[Collected data]

= = =

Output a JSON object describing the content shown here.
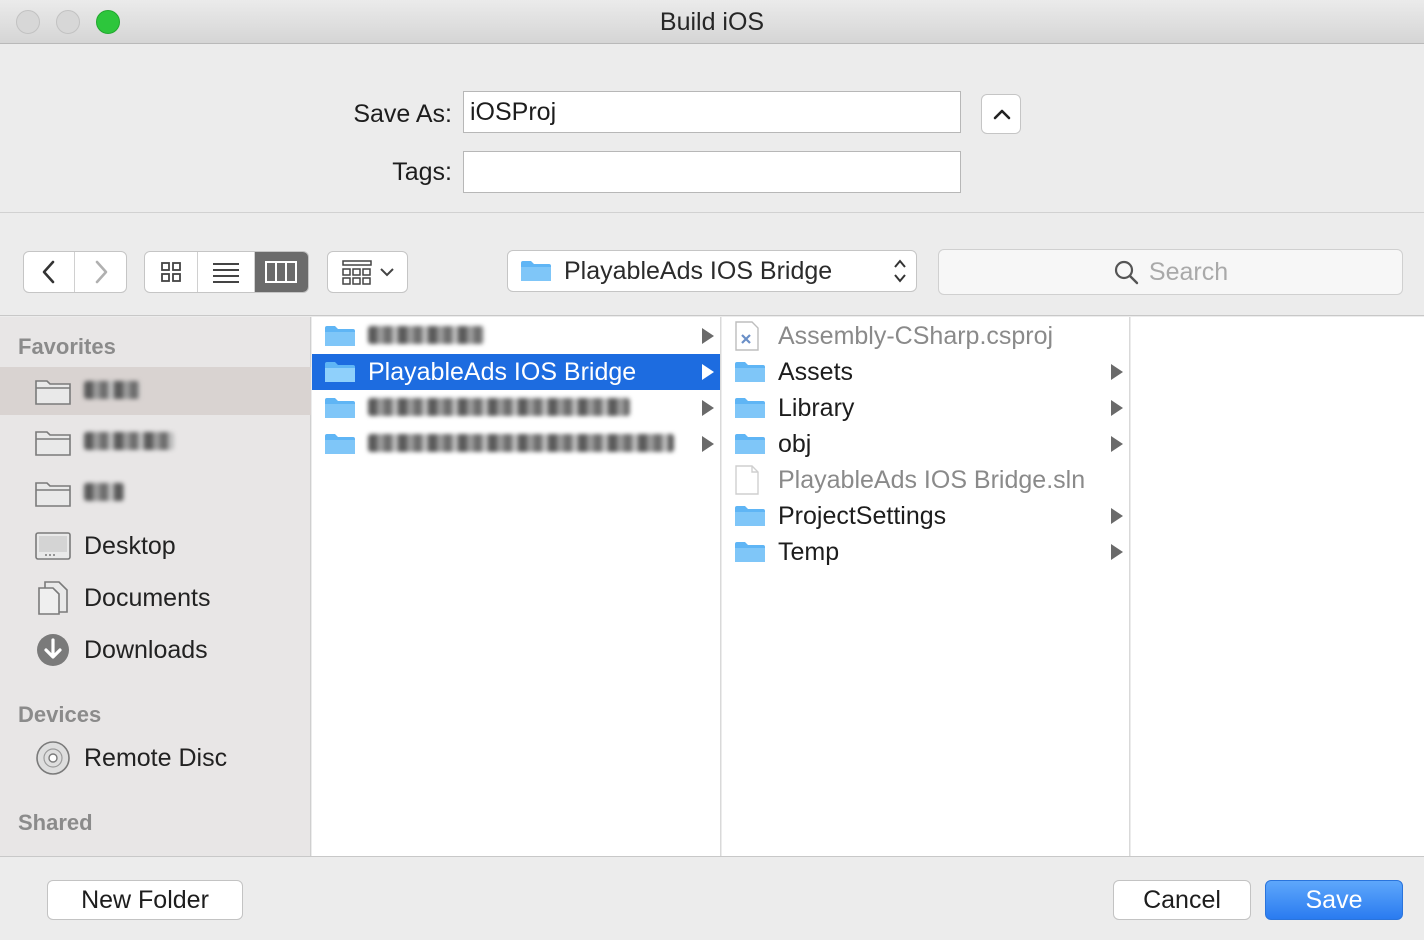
{
  "window": {
    "title": "Build iOS"
  },
  "save_form": {
    "save_as_label": "Save As:",
    "save_as_value": "iOSProj",
    "tags_label": "Tags:",
    "tags_value": ""
  },
  "toolbar": {
    "path_popup": "PlayableAds IOS Bridge",
    "search_placeholder": "Search",
    "view_mode": "columns"
  },
  "sidebar": {
    "favorites_header": "Favorites",
    "devices_header": "Devices",
    "shared_header": "Shared",
    "favorites": [
      {
        "label": "",
        "icon": "folder-icon",
        "redacted": true,
        "selected": true
      },
      {
        "label": "",
        "icon": "folder-icon",
        "redacted": true
      },
      {
        "label": "",
        "icon": "folder-icon",
        "redacted": true
      },
      {
        "label": "Desktop",
        "icon": "desktop-icon"
      },
      {
        "label": "Documents",
        "icon": "documents-icon"
      },
      {
        "label": "Downloads",
        "icon": "downloads-icon"
      }
    ],
    "devices": [
      {
        "label": "Remote Disc",
        "icon": "disc-icon"
      }
    ]
  },
  "column1": [
    {
      "label": "",
      "redacted": true,
      "folder": true
    },
    {
      "label": "PlayableAds IOS Bridge",
      "folder": true,
      "selected": true
    },
    {
      "label": "",
      "redacted": true,
      "folder": true
    },
    {
      "label": "",
      "redacted": true,
      "folder": true
    }
  ],
  "column2": [
    {
      "label": "Assembly-CSharp.csproj",
      "folder": false,
      "dim": true,
      "icon": "csproj-file-icon"
    },
    {
      "label": "Assets",
      "folder": true
    },
    {
      "label": "Library",
      "folder": true
    },
    {
      "label": "obj",
      "folder": true
    },
    {
      "label": "PlayableAds IOS Bridge.sln",
      "folder": false,
      "dim": true,
      "icon": "document-file-icon"
    },
    {
      "label": "ProjectSettings",
      "folder": true
    },
    {
      "label": "Temp",
      "folder": true
    }
  ],
  "buttons": {
    "new_folder": "New Folder",
    "cancel": "Cancel",
    "save": "Save"
  },
  "colors": {
    "selection_blue": "#1d6ce0",
    "folder_blue": "#5fb5f5",
    "primary_button": "#2a7bf0"
  }
}
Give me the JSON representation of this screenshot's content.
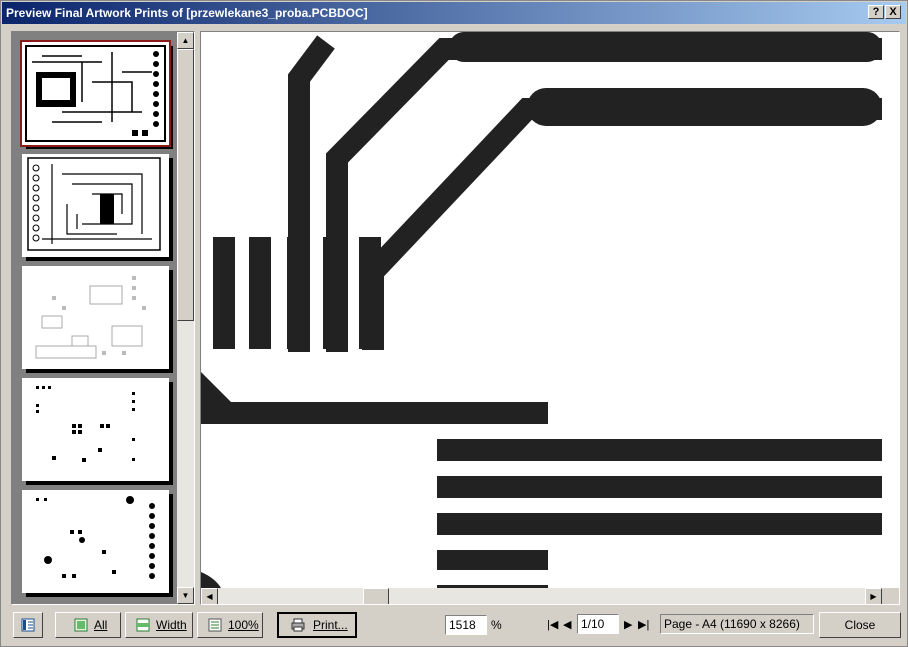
{
  "window": {
    "title": "Preview Final Artwork Prints of [przewlekane3_proba.PCBDOC]",
    "help_button": "?",
    "close_button": "X"
  },
  "thumbnails": {
    "count": 5,
    "selected_index": 0
  },
  "toolbar": {
    "all_label": "All",
    "width_label": "Width",
    "zoom100_label": "100%",
    "print_label": "Print...",
    "zoom_value": "1518",
    "zoom_unit": "%",
    "page_value": "1/10",
    "page_info": "Page - A4 (11690 x 8266)",
    "close_label": "Close"
  },
  "icons": {
    "thumbs_toggle": "thumbnail-panel-icon",
    "all": "fit-all-icon",
    "width": "fit-width-icon",
    "zoom100": "zoom-100-icon",
    "print": "printer-icon",
    "first": "first-page-icon",
    "prev": "prev-page-icon",
    "next": "next-page-icon",
    "last": "last-page-icon"
  },
  "colors": {
    "title_start": "#0a246a",
    "title_end": "#a6caf0",
    "selection": "#8b1a1a",
    "trace": "#222222"
  }
}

= = =

## What this task involves
In the material above, show every line where the word "file" turns up.

## Reply
      "icon": "csproj-file-icon"
      "icon": "document-file-icon"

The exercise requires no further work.